— START —

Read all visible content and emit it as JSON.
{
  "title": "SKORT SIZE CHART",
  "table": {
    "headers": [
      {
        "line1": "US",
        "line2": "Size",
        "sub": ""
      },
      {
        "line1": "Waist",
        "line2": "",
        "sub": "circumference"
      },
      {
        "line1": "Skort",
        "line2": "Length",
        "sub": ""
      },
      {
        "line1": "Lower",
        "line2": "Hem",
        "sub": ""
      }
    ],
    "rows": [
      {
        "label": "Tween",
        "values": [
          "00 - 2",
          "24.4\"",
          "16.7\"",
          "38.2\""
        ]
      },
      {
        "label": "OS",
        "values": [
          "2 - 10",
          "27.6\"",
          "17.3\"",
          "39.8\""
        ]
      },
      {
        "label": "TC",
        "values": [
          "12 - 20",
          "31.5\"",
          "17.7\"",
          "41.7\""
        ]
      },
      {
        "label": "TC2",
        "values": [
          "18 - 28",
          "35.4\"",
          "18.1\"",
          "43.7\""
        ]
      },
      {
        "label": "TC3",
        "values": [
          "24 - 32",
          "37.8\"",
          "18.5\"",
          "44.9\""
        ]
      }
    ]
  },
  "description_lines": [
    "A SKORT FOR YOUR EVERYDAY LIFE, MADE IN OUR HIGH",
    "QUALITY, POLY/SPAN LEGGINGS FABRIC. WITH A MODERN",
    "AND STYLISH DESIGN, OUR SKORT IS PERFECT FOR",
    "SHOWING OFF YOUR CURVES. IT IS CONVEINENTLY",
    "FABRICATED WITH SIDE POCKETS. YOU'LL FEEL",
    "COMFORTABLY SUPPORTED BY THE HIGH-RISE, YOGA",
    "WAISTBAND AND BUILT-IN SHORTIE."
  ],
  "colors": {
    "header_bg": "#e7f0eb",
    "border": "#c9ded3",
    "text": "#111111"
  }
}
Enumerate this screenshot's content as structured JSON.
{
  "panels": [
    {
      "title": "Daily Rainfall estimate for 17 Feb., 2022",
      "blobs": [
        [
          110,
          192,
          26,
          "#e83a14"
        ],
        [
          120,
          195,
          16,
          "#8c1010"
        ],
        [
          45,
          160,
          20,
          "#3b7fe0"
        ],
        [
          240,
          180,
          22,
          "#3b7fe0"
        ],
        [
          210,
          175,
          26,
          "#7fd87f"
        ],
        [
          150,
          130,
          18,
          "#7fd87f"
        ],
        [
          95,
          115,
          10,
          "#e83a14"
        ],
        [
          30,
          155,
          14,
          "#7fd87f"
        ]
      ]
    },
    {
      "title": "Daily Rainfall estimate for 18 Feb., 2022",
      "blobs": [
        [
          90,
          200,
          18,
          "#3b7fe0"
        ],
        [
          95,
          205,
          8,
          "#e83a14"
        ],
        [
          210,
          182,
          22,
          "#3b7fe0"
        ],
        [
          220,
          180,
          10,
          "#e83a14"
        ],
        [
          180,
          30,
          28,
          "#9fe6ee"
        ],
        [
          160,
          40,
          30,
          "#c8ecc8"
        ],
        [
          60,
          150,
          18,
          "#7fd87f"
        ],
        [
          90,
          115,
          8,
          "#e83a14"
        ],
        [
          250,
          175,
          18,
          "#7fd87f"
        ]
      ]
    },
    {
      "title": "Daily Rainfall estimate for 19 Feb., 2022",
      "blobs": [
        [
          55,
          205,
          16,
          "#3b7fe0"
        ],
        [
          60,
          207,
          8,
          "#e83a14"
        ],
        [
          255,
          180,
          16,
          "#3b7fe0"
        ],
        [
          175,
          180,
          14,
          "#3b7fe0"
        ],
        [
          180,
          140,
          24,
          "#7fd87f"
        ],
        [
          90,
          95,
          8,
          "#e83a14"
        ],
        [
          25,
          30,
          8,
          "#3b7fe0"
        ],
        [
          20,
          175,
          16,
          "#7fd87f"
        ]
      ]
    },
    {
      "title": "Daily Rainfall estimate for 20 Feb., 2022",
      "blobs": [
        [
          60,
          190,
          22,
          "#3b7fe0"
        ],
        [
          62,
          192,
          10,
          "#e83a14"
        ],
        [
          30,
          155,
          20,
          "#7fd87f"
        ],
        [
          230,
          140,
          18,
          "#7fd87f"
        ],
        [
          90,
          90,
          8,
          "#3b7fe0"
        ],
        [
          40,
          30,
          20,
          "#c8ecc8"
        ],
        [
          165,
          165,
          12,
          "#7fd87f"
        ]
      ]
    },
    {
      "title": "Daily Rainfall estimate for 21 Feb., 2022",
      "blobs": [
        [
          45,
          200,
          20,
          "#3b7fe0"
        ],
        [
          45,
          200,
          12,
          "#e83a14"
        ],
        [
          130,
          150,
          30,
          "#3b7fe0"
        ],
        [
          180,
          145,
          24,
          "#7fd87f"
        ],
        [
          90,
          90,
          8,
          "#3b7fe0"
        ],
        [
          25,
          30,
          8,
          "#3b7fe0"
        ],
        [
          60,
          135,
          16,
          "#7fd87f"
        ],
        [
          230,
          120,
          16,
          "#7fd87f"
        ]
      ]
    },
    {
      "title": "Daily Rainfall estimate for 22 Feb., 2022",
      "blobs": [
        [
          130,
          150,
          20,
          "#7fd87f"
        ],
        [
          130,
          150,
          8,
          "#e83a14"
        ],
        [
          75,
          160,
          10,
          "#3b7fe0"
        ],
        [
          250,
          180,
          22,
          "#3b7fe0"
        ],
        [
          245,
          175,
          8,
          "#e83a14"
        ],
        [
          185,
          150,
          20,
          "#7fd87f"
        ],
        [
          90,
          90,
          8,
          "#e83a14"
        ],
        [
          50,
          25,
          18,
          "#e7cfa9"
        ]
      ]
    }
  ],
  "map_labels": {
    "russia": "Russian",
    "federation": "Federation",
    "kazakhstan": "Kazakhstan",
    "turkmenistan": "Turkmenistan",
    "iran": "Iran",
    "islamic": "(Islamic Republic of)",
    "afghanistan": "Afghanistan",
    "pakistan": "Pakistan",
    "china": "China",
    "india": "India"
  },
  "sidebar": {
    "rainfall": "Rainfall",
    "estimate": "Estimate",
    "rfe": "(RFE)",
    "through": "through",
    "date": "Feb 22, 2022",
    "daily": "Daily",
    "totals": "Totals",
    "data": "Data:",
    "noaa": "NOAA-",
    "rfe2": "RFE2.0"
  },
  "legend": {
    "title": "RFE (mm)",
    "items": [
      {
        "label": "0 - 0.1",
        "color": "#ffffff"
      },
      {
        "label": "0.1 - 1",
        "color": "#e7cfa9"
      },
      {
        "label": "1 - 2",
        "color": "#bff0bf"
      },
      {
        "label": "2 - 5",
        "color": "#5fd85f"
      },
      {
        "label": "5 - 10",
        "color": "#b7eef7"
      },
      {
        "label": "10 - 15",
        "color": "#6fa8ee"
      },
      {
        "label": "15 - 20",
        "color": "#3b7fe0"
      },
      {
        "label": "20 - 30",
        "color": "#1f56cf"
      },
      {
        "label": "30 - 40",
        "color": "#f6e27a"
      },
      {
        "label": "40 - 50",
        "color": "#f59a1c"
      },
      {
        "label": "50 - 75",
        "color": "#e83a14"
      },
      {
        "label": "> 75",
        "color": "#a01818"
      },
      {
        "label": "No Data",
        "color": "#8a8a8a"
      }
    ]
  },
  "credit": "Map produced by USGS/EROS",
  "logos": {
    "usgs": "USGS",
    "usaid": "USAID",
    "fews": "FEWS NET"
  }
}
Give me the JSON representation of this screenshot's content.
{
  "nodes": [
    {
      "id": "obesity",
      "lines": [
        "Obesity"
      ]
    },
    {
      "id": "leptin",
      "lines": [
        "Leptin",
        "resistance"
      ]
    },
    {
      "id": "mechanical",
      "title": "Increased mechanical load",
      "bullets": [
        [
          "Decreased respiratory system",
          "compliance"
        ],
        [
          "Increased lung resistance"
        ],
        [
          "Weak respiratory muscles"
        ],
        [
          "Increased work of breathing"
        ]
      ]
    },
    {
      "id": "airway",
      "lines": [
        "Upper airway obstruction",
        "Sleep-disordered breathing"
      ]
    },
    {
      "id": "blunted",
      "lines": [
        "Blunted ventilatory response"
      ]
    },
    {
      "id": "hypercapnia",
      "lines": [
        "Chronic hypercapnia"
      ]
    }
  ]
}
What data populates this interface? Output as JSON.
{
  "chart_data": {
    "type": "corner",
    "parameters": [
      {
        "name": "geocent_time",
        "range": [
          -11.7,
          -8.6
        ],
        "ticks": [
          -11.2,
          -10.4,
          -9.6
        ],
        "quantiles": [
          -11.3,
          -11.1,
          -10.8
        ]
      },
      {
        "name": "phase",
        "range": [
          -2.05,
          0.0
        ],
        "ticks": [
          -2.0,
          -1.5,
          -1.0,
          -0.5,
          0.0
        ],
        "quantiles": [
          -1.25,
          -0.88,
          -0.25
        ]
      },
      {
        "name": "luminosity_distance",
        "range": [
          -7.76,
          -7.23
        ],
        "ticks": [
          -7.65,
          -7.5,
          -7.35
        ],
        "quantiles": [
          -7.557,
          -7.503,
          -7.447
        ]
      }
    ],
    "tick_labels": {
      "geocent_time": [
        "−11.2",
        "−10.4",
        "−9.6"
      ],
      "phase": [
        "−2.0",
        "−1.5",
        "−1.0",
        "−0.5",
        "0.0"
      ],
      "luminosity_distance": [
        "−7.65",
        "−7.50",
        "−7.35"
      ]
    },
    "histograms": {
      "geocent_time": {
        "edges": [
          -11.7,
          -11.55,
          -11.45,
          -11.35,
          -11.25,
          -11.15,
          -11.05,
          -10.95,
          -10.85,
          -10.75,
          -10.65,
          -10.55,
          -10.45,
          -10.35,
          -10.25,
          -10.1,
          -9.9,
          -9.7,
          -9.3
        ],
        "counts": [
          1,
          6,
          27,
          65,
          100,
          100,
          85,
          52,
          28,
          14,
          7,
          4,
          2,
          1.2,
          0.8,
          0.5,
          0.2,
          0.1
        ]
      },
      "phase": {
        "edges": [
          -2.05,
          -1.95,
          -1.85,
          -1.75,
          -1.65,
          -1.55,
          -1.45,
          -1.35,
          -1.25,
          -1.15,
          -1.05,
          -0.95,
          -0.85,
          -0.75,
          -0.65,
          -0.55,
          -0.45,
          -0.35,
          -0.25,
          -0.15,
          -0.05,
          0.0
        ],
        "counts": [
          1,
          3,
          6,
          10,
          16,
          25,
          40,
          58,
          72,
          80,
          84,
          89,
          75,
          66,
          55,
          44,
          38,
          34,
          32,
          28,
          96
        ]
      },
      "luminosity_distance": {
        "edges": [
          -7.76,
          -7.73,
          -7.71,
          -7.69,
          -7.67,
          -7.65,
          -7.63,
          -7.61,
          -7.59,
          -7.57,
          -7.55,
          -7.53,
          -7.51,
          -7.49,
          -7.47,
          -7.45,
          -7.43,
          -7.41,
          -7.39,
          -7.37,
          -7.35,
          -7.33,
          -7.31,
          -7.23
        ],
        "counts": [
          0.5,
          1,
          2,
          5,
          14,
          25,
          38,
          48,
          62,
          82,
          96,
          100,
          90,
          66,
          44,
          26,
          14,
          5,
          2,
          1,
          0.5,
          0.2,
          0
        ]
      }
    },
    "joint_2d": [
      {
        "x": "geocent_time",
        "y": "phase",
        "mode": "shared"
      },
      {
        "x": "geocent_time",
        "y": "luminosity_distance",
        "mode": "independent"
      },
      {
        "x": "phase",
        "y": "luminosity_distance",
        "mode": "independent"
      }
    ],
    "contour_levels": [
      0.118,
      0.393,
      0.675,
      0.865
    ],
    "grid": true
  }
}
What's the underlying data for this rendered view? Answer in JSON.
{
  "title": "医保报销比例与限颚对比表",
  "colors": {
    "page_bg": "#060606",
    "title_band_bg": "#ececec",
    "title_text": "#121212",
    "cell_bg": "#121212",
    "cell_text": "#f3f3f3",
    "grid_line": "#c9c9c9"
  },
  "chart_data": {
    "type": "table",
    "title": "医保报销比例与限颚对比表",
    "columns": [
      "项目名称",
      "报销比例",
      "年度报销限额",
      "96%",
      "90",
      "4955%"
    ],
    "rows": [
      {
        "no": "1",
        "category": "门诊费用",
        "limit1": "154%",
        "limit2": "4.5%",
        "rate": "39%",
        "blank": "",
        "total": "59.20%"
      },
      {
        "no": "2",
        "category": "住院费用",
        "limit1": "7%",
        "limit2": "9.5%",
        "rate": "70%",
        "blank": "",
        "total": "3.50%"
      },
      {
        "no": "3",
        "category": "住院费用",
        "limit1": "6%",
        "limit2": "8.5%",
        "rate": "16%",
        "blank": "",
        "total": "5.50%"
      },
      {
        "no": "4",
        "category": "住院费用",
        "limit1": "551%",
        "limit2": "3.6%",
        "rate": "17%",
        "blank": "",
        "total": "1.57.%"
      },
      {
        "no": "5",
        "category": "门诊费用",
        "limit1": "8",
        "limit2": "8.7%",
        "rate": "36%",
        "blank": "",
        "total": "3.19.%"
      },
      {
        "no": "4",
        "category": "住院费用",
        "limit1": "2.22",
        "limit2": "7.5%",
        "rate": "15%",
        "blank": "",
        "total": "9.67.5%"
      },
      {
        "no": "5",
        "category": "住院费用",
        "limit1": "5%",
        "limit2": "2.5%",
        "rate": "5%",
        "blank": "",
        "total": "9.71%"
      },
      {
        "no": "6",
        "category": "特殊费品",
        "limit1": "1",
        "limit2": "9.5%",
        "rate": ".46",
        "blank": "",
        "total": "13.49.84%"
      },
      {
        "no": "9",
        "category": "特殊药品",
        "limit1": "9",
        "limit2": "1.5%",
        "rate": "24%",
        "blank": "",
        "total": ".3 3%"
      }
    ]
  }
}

— END —

_AIM OF THE TASK_
Using the records above, list each line that includes "YOUR".

_ANSWER FOR THE TASK_
    "A SKORT FOR YOUR EVERYDAY LIFE, MADE IN OUR HIGH",
    "SHOWING OFF YOUR CURVES. IT IS CONVEINENTLY",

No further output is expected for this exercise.